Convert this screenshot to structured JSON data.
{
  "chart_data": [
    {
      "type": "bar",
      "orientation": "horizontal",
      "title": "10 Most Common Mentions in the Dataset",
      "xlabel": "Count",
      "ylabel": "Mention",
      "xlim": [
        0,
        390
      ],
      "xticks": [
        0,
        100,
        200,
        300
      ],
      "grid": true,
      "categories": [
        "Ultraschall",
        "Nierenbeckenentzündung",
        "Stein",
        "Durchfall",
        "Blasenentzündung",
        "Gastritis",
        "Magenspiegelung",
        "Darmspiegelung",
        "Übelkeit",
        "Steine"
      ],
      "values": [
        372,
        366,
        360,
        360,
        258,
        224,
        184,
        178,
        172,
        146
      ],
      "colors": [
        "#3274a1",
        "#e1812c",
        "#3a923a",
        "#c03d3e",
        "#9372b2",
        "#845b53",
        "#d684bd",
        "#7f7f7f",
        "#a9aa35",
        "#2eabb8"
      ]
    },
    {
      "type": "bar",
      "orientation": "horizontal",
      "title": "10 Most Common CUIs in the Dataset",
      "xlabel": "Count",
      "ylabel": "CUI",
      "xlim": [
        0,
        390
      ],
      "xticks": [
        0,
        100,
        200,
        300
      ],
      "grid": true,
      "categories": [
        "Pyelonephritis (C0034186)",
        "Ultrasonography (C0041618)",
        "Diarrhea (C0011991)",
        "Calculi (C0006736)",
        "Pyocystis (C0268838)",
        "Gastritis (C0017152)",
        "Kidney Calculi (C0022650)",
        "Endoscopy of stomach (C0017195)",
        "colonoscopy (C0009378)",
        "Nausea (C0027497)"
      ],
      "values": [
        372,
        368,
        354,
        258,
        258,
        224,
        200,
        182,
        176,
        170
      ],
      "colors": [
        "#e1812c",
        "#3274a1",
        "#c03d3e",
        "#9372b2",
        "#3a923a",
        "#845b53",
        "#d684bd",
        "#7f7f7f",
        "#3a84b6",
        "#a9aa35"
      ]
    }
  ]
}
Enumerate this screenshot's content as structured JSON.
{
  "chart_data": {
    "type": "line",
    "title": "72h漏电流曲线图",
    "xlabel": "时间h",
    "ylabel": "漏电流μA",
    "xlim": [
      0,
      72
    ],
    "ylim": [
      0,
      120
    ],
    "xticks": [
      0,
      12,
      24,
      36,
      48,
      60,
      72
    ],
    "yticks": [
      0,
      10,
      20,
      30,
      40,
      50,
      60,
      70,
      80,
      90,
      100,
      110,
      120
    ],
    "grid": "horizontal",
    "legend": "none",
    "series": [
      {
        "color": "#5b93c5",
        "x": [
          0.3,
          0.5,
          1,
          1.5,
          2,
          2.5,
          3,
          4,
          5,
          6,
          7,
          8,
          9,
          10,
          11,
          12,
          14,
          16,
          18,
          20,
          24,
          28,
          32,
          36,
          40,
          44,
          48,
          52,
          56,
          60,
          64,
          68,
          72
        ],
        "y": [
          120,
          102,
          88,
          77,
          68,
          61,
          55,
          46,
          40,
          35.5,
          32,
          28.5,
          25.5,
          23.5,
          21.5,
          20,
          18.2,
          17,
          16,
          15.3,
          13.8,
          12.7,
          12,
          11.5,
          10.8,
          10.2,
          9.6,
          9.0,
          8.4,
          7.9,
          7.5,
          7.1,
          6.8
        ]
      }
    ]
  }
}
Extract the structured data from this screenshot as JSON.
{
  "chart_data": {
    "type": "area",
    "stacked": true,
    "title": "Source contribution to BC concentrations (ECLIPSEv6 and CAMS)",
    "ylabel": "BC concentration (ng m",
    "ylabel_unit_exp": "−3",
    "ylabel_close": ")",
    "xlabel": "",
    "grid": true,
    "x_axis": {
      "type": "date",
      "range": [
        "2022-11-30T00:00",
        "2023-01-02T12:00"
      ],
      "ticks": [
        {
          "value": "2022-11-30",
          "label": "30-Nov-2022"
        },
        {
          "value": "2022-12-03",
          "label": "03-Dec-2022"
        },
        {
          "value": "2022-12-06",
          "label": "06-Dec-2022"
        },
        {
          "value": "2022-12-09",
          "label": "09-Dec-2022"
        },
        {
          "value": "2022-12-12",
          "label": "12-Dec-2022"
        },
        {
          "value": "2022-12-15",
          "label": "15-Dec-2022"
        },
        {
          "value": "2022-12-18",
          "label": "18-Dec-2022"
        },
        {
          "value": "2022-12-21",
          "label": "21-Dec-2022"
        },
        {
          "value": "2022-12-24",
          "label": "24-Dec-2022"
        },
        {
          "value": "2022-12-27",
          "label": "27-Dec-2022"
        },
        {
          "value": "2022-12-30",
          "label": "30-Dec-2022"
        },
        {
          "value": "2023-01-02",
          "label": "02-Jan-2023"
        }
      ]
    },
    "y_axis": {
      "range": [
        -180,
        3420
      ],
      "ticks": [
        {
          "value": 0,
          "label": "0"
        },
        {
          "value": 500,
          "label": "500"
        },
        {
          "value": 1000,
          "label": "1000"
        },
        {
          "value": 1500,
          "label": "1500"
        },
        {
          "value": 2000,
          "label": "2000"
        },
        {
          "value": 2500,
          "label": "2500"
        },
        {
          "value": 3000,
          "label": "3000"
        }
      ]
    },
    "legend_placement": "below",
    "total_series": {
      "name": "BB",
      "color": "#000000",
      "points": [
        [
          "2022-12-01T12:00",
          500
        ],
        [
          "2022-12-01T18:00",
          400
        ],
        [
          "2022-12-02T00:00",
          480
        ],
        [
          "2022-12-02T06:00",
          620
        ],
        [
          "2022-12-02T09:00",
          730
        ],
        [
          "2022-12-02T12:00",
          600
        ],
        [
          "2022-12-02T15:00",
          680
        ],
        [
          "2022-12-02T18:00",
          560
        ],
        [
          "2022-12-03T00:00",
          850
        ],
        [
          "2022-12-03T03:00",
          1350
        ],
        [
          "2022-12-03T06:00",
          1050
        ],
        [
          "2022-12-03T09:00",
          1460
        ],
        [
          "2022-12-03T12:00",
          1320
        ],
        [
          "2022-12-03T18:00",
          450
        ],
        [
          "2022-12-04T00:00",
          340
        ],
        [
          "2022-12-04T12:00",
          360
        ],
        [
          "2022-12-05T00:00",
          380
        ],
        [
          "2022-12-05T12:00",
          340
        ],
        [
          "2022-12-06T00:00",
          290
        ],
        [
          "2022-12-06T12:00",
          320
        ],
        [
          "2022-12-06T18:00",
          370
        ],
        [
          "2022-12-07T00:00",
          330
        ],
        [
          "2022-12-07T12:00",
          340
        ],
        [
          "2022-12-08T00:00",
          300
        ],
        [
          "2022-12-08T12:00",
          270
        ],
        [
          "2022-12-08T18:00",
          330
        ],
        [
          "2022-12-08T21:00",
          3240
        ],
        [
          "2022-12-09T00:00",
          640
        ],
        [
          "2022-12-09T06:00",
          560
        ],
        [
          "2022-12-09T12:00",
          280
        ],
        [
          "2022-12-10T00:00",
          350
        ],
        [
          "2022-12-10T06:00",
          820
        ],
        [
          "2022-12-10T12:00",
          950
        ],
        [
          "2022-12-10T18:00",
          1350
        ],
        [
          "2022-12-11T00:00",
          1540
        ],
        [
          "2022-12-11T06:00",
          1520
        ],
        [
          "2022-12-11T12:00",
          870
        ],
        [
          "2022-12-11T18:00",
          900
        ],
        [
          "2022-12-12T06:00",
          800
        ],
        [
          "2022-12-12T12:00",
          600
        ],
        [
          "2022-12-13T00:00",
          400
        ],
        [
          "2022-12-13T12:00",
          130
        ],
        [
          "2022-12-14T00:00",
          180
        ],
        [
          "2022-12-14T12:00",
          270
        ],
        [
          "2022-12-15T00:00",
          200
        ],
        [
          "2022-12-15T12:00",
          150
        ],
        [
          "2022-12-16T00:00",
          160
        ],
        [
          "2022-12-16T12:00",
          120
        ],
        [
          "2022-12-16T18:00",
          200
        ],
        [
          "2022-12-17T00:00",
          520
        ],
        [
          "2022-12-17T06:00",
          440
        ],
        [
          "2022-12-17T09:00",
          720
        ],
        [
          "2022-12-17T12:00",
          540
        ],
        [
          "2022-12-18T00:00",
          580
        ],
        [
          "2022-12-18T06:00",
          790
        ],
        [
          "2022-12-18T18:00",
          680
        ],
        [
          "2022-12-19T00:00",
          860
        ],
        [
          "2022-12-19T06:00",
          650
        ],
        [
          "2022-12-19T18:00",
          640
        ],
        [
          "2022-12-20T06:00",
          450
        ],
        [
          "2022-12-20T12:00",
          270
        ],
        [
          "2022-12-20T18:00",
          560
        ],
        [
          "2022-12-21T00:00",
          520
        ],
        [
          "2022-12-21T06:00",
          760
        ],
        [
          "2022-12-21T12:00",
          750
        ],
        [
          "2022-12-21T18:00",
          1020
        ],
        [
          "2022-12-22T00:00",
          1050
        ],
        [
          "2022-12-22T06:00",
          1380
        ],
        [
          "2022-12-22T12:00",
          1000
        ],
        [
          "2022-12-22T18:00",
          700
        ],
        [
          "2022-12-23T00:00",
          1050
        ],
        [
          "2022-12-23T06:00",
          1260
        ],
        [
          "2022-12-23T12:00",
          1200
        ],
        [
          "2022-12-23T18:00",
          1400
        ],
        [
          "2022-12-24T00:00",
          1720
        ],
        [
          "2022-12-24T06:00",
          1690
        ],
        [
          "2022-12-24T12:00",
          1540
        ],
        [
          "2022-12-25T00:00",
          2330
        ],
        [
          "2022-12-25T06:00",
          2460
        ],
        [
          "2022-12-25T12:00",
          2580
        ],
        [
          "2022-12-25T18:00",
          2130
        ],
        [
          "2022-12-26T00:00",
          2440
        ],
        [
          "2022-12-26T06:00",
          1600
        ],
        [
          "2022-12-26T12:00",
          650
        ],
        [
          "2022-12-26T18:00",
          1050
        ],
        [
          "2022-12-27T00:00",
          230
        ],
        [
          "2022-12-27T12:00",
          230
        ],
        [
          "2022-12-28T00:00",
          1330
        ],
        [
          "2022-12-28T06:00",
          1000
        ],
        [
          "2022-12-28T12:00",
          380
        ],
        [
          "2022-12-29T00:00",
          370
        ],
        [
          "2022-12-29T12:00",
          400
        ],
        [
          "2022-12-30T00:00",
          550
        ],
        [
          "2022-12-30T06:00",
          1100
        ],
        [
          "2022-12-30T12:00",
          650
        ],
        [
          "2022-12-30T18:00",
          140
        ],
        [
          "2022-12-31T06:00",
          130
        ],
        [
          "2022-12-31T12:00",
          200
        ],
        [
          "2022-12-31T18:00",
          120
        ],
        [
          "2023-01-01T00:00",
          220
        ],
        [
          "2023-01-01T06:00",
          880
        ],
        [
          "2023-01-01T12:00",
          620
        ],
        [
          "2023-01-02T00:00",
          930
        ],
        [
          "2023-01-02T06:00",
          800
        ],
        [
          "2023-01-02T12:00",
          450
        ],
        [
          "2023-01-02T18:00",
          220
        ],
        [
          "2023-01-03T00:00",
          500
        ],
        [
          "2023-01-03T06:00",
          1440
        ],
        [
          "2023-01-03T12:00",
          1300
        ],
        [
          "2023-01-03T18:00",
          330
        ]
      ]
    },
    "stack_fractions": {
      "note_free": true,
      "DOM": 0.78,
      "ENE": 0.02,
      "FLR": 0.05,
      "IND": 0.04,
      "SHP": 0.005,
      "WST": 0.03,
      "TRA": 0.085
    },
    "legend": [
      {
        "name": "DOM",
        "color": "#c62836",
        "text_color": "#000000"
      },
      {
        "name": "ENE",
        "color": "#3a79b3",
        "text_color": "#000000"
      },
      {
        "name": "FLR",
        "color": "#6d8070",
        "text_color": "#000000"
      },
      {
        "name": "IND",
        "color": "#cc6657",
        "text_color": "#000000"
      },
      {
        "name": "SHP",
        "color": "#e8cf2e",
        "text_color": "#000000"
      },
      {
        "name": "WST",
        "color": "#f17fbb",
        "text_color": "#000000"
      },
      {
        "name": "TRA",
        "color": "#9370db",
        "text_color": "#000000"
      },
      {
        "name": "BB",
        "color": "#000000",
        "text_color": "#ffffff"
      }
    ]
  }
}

* [Work instructions]: Count how many lines of the listing above include "grid" and report that number alone.

* [Output]: 4